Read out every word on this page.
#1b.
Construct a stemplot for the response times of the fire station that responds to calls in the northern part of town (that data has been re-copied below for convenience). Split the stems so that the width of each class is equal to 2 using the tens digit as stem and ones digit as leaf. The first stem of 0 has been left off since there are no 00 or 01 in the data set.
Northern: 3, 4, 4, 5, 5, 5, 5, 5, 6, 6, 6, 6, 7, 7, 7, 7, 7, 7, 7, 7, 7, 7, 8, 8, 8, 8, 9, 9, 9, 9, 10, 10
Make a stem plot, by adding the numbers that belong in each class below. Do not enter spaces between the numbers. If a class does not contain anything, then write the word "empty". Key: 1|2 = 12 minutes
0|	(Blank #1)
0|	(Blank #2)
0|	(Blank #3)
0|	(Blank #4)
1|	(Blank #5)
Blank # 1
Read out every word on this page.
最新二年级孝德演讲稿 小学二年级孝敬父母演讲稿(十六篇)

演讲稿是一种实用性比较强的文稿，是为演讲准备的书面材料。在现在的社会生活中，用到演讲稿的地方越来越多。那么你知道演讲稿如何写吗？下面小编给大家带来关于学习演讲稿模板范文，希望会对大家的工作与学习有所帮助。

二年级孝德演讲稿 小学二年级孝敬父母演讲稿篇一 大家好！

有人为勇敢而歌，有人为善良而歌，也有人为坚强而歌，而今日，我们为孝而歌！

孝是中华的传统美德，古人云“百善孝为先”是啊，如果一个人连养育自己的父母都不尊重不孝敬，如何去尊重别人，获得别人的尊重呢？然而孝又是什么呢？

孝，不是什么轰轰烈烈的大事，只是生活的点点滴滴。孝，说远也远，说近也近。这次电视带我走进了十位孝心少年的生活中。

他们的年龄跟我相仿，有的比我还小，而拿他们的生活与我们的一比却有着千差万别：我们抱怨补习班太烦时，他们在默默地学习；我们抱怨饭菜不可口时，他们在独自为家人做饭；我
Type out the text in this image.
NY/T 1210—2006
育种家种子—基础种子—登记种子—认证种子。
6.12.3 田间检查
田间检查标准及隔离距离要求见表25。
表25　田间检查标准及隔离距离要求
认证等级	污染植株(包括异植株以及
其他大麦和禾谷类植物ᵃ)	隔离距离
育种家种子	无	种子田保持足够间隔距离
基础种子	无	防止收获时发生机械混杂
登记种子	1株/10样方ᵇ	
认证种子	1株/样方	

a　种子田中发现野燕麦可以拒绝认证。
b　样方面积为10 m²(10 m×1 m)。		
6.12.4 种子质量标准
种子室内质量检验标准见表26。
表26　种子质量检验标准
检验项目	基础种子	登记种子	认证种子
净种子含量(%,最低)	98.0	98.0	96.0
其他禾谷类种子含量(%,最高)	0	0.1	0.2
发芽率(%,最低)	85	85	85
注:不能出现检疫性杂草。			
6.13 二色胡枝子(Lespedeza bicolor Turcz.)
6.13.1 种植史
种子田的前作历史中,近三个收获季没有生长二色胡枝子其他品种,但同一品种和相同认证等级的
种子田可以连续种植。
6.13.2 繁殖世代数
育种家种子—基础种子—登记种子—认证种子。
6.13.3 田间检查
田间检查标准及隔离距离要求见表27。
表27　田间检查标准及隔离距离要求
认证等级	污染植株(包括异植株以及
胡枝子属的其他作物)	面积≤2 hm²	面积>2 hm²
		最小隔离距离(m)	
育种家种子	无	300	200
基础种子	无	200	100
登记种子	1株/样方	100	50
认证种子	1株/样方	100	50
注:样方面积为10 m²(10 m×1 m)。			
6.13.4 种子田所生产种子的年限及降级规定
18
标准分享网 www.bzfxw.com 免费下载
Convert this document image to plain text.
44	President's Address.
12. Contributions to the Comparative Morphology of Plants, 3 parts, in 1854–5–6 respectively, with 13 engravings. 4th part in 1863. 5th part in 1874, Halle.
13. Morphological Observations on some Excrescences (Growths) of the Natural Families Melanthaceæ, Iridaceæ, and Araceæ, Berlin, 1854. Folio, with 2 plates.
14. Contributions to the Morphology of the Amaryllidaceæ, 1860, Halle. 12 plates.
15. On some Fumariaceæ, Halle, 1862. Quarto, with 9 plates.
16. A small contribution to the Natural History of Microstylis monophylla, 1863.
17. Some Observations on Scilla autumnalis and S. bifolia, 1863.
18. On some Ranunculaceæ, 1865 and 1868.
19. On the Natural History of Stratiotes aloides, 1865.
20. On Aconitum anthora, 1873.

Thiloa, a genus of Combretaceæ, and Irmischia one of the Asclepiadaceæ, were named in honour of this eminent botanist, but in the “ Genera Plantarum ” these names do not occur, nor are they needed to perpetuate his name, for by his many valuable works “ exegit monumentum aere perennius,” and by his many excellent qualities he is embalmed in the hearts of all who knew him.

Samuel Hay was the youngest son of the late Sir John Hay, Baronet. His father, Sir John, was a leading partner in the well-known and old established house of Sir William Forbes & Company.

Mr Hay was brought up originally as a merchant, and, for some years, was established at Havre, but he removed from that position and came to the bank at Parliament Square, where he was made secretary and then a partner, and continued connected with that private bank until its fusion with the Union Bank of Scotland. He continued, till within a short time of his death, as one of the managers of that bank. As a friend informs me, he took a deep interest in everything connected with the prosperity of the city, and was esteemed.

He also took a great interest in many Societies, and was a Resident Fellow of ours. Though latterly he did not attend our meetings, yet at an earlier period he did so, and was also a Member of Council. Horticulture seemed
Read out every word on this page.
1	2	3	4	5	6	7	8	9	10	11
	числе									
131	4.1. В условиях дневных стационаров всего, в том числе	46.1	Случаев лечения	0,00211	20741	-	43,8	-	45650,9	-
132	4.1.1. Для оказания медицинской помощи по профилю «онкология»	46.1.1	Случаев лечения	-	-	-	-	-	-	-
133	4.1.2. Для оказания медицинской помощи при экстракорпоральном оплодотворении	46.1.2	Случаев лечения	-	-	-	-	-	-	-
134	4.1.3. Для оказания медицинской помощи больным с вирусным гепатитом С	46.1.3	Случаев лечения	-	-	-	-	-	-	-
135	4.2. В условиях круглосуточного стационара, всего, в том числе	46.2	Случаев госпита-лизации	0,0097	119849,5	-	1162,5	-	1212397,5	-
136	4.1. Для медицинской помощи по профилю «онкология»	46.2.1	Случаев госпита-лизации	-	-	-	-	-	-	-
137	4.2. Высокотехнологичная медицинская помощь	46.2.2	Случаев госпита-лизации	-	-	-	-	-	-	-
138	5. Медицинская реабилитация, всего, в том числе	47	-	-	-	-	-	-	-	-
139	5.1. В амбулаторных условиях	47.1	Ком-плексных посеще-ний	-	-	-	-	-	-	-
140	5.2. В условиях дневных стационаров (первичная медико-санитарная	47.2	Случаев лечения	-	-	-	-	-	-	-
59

§ **WRITTEN REQUEST**: Print the material above once more, exactly.

§ **REPLY TO THE EXERCISE**:
Read out every word on this page.
#1b.
Construct a stemplot for the response times of the fire station that responds to calls in the northern part of town (that data has been re-copied below for convenience). Split the stems so that the width of each class is equal to 2 using the tens digit as stem and ones digit as leaf. The first stem of 0 has been left off since there are no 00 or 01 in the data set.
Northern: 3, 4, 4, 5, 5, 5, 5, 5, 6, 6, 6, 6, 7, 7, 7, 7, 7, 7, 7, 7, 7, 7, 8, 8, 8, 8, 9, 9, 9, 9, 10, 10
Make a stem plot, by adding the numbers that belong in each class below. Do not enter spaces between the numbers. If a class does not contain anything, then write the word "empty". Key: 1|2 = 12 minutes
0|	(Blank #1)
0|	(Blank #2)
0|	(Blank #3)
0|	(Blank #4)
1|	(Blank #5)
Blank # 1
Read out every word on this page.
最新二年级孝德演讲稿 小学二年级孝敬父母演讲稿(十六篇)

演讲稿是一种实用性比较强的文稿，是为演讲准备的书面材料。在现在的社会生活中，用到演讲稿的地方越来越多。那么你知道演讲稿如何写吗？下面小编给大家带来关于学习演讲稿模板范文，希望会对大家的工作与学习有所帮助。

二年级孝德演讲稿 小学二年级孝敬父母演讲稿篇一 大家好！

有人为勇敢而歌，有人为善良而歌，也有人为坚强而歌，而今日，我们为孝而歌！

孝是中华的传统美德，古人云“百善孝为先”是啊，如果一个人连养育自己的父母都不尊重不孝敬，如何去尊重别人，获得别人的尊重呢？然而孝又是什么呢？

孝，不是什么轰轰烈烈的大事，只是生活的点点滴滴。孝，说远也远，说近也近。这次电视带我走进了十位孝心少年的生活中。

他们的年龄跟我相仿，有的比我还小，而拿他们的生活与我们的一比却有着千差万别：我们抱怨补习班太烦时，他们在默默地学习；我们抱怨饭菜不可口时，他们在独自为家人做饭；我
Type out the text in this image.
NY/T 1210—2006
育种家种子—基础种子—登记种子—认证种子。
6.12.3 田间检查
田间检查标准及隔离距离要求见表25。
表25　田间检查标准及隔离距离要求
认证等级	污染植株(包括异植株以及
其他大麦和禾谷类植物ᵃ)	隔离距离
育种家种子	无	种子田保持足够间隔距离
基础种子	无	防止收获时发生机械混杂
登记种子	1株/10样方ᵇ	
认证种子	1株/样方	

a　种子田中发现野燕麦可以拒绝认证。
b　样方面积为10 m²(10 m×1 m)。		
6.12.4 种子质量标准
种子室内质量检验标准见表26。
表26　种子质量检验标准
检验项目	基础种子	登记种子	认证种子
净种子含量(%,最低)	98.0	98.0	96.0
其他禾谷类种子含量(%,最高)	0	0.1	0.2
发芽率(%,最低)	85	85	85
注:不能出现检疫性杂草。			
6.13 二色胡枝子(Lespedeza bicolor Turcz.)
6.13.1 种植史
种子田的前作历史中,近三个收获季没有生长二色胡枝子其他品种,但同一品种和相同认证等级的
种子田可以连续种植。
6.13.2 繁殖世代数
育种家种子—基础种子—登记种子—认证种子。
6.13.3 田间检查
田间检查标准及隔离距离要求见表27。
表27　田间检查标准及隔离距离要求
认证等级	污染植株(包括异植株以及
胡枝子属的其他作物)	面积≤2 hm²	面积>2 hm²
		最小隔离距离(m)	
育种家种子	无	300	200
基础种子	无	200	100
登记种子	1株/样方	100	50
认证种子	1株/样方	100	50
注:样方面积为10 m²(10 m×1 m)。			
6.13.4 种子田所生产种子的年限及降级规定
18
标准分享网 www.bzfxw.com 免费下载
Convert this document image to plain text.
44	President's Address.
12. Contributions to the Comparative Morphology of Plants, 3 parts, in 1854–5–6 respectively, with 13 engravings. 4th part in 1863. 5th part in 1874, Halle.
13. Morphological Observations on some Excrescences (Growths) of the Natural Families Melanthaceæ, Iridaceæ, and Araceæ, Berlin, 1854. Folio, with 2 plates.
14. Contributions to the Morphology of the Amaryllidaceæ, 1860, Halle. 12 plates.
15. On some Fumariaceæ, Halle, 1862. Quarto, with 9 plates.
16. A small contribution to the Natural History of Microstylis monophylla, 1863.
17. Some Observations on Scilla autumnalis and S. bifolia, 1863.
18. On some Ranunculaceæ, 1865 and 1868.
19. On the Natural History of Stratiotes aloides, 1865.
20. On Aconitum anthora, 1873.

Thiloa, a genus of Combretaceæ, and Irmischia one of the Asclepiadaceæ, were named in honour of this eminent botanist, but in the “ Genera Plantarum ” these names do not occur, nor are they needed to perpetuate his name, for by his many valuable works “ exegit monumentum aere perennius,” and by his many excellent qualities he is embalmed in the hearts of all who knew him.

Samuel Hay was the youngest son of the late Sir John Hay, Baronet. His father, Sir John, was a leading partner in the well-known and old established house of Sir William Forbes & Company.

Mr Hay was brought up originally as a merchant, and, for some years, was established at Havre, but he removed from that position and came to the bank at Parliament Square, where he was made secretary and then a partner, and continued connected with that private bank until its fusion with the Union Bank of Scotland. He continued, till within a short time of his death, as one of the managers of that bank. As a friend informs me, he took a deep interest in everything connected with the prosperity of the city, and was esteemed.

He also took a great interest in many Societies, and was a Resident Fellow of ours. Though latterly he did not attend our meetings, yet at an earlier period he did so, and was also a Member of Council. Horticulture seemed
Read out every word on this page.
1	2	3	4	5	6	7	8	9	10	11
	числе									
131	4.1. В условиях дневных стационаров всего, в том числе	46.1	Случаев лечения	0,00211	20741	-	43,8	-	45650,9	-
132	4.1.1. Для оказания медицинской помощи по профилю «онкология»	46.1.1	Случаев лечения	-	-	-	-	-	-	-
133	4.1.2. Для оказания медицинской помощи при экстракорпоральном оплодотворении	46.1.2	Случаев лечения	-	-	-	-	-	-	-
134	4.1.3. Для оказания медицинской помощи больным с вирусным гепатитом С	46.1.3	Случаев лечения	-	-	-	-	-	-	-
135	4.2. В условиях круглосуточного стационара, всего, в том числе	46.2	Случаев госпита-лизации	0,0097	119849,5	-	1162,5	-	1212397,5	-
136	4.1. Для медицинской помощи по профилю «онкология»	46.2.1	Случаев госпита-лизации	-	-	-	-	-	-	-
137	4.2. Высокотехнологичная медицинская помощь	46.2.2	Случаев госпита-лизации	-	-	-	-	-	-	-
138	5. Медицинская реабилитация, всего, в том числе	47	-	-	-	-	-	-	-	-
139	5.1. В амбулаторных условиях	47.1	Ком-плексных посеще-ний	-	-	-	-	-	-	-
140	5.2. В условиях дневных стационаров (первичная медико-санитарная	47.2	Случаев лечения	-	-	-	-	-	-	-
59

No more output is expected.